▶ **Goal**: Output all lines exactly.

(Entries with figure data)
- - -
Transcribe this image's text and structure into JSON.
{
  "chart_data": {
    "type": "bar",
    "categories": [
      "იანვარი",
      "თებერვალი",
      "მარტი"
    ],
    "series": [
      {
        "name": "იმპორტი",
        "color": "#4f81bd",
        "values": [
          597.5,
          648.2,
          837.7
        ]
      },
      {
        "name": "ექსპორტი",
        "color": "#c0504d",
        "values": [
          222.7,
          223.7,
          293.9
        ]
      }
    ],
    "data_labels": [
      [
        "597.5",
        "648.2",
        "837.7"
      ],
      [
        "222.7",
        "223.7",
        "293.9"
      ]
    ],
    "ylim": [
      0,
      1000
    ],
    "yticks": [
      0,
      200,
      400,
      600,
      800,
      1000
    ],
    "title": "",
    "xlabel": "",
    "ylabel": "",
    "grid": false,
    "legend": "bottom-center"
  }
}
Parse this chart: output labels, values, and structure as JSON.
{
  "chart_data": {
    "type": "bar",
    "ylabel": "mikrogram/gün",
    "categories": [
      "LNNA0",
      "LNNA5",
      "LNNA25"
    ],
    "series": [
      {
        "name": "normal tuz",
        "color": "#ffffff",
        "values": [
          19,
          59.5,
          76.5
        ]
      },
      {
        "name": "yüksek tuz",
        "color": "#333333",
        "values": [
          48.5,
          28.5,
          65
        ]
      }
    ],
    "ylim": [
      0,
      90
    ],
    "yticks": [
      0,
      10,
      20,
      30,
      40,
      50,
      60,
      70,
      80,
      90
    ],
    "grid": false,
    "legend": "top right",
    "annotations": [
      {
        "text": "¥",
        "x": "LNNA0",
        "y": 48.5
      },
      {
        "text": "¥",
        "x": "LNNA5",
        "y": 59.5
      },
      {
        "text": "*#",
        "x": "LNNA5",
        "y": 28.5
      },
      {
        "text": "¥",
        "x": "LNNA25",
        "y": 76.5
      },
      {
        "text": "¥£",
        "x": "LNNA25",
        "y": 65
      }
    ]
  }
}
- - -
▶ **Answer to the problem**:
Transcribe this image's text and structure into JSON.
{
  "chart_data": {
    "type": "bar",
    "categories": [
      "იანვარი",
      "თებერვალი",
      "მარტი"
    ],
    "series": [
      {
        "name": "იმპორტი",
        "color": "#4f81bd",
        "values": [
          597.5,
          648.2,
          837.7
        ]
      },
      {
        "name": "ექსპორტი",
        "color": "#c0504d",
        "values": [
          222.7,
          223.7,
          293.9
        ]
      }
    ],
    "data_labels": [
      [
        "597.5",
        "648.2",
        "837.7"
      ],
      [
        "222.7",
        "223.7",
        "293.9"
      ]
    ],
    "ylim": [
      0,
      1000
    ],
    "yticks": [
      0,
      200,
      400,
      600,
      800,
      1000
    ],
    "title": "",
    "xlabel": "",
    "ylabel": "",
    "grid": false,
    "legend": "bottom-center"
  }
}
Parse this chart: output labels, values, and structure as JSON.
{
  "chart_data": {
    "type": "bar",
    "ylabel": "mikrogram/gün",
    "categories": [
      "LNNA0",
      "LNNA5",
      "LNNA25"
    ],
    "series": [
      {
        "name": "normal tuz",
        "color": "#ffffff",
        "values": [
          19,
          59.5,
          76.5
        ]
      },
      {
        "name": "yüksek tuz",
        "color": "#333333",
        "values": [
          48.5,
          28.5,
          65
        ]
      }
    ],
    "ylim": [
      0,
      90
    ],
    "yticks": [
      0,
      10,
      20,
      30,
      40,
      50,
      60,
      70,
      80,
      90
    ],
    "grid": false,
    "legend": "top right",
    "annotations": [
      {
        "text": "¥",
        "x": "LNNA0",
        "y": 48.5
      },
      {
        "text": "¥",
        "x": "LNNA5",
        "y": 59.5
      },
      {
        "text": "*#",
        "x": "LNNA5",
        "y": 28.5
      },
      {
        "text": "¥",
        "x": "LNNA25",
        "y": 76.5
      },
      {
        "text": "¥£",
        "x": "LNNA25",
        "y": 65
      }
    ]
  }
}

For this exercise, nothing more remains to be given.